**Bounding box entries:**
-- BEGIN --

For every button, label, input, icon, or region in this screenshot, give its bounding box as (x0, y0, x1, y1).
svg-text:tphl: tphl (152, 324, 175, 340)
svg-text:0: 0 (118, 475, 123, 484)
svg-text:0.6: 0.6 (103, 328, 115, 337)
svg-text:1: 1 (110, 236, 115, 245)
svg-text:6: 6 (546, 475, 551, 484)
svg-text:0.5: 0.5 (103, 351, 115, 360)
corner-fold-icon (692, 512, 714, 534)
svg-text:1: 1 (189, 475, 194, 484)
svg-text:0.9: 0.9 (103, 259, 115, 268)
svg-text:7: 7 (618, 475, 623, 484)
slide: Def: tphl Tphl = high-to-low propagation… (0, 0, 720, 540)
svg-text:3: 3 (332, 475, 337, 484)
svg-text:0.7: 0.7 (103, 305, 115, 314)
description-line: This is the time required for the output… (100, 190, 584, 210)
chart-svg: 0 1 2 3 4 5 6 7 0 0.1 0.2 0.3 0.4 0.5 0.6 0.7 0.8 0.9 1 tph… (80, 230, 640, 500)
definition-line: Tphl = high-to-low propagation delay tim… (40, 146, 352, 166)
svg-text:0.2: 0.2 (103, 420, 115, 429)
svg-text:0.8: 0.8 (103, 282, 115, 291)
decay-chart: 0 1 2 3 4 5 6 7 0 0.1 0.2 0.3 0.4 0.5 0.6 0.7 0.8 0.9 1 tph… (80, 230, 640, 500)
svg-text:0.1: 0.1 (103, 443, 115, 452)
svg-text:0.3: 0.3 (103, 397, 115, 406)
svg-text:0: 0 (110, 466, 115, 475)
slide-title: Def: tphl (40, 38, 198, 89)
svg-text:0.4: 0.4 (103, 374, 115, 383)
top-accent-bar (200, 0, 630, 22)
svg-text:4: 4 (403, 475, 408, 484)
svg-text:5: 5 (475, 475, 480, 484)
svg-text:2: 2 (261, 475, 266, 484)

-- END --

**Objective:**
Copy out every line above word for word.

**The solution:**
For every button, label, input, icon, or region in this screenshot, give its bounding box as (x0, y0, x1, y1).
svg-text:tphl: tphl (152, 324, 175, 340)
svg-text:0: 0 (118, 475, 123, 484)
svg-text:0.6: 0.6 (103, 328, 115, 337)
svg-text:1: 1 (110, 236, 115, 245)
svg-text:6: 6 (546, 475, 551, 484)
svg-text:0.5: 0.5 (103, 351, 115, 360)
corner-fold-icon (692, 512, 714, 534)
svg-text:1: 1 (189, 475, 194, 484)
svg-text:0.9: 0.9 (103, 259, 115, 268)
svg-text:7: 7 (618, 475, 623, 484)
slide: Def: tphl Tphl = high-to-low propagation… (0, 0, 720, 540)
svg-text:3: 3 (332, 475, 337, 484)
svg-text:0.7: 0.7 (103, 305, 115, 314)
description-line: This is the time required for the output… (100, 190, 584, 210)
chart-svg: 0 1 2 3 4 5 6 7 0 0.1 0.2 0.3 0.4 0.5 0.6 0.7 0.8 0.9 1 tph… (80, 230, 640, 500)
definition-line: Tphl = high-to-low propagation delay tim… (40, 146, 352, 166)
svg-text:0.2: 0.2 (103, 420, 115, 429)
svg-text:0.8: 0.8 (103, 282, 115, 291)
decay-chart: 0 1 2 3 4 5 6 7 0 0.1 0.2 0.3 0.4 0.5 0.6 0.7 0.8 0.9 1 tph… (80, 230, 640, 500)
svg-text:0.1: 0.1 (103, 443, 115, 452)
svg-text:0.3: 0.3 (103, 397, 115, 406)
svg-text:0: 0 (110, 466, 115, 475)
slide-title: Def: tphl (40, 38, 198, 89)
svg-text:0.4: 0.4 (103, 374, 115, 383)
top-accent-bar (200, 0, 630, 22)
svg-text:4: 4 (403, 475, 408, 484)
svg-text:5: 5 (475, 475, 480, 484)
svg-text:2: 2 (261, 475, 266, 484)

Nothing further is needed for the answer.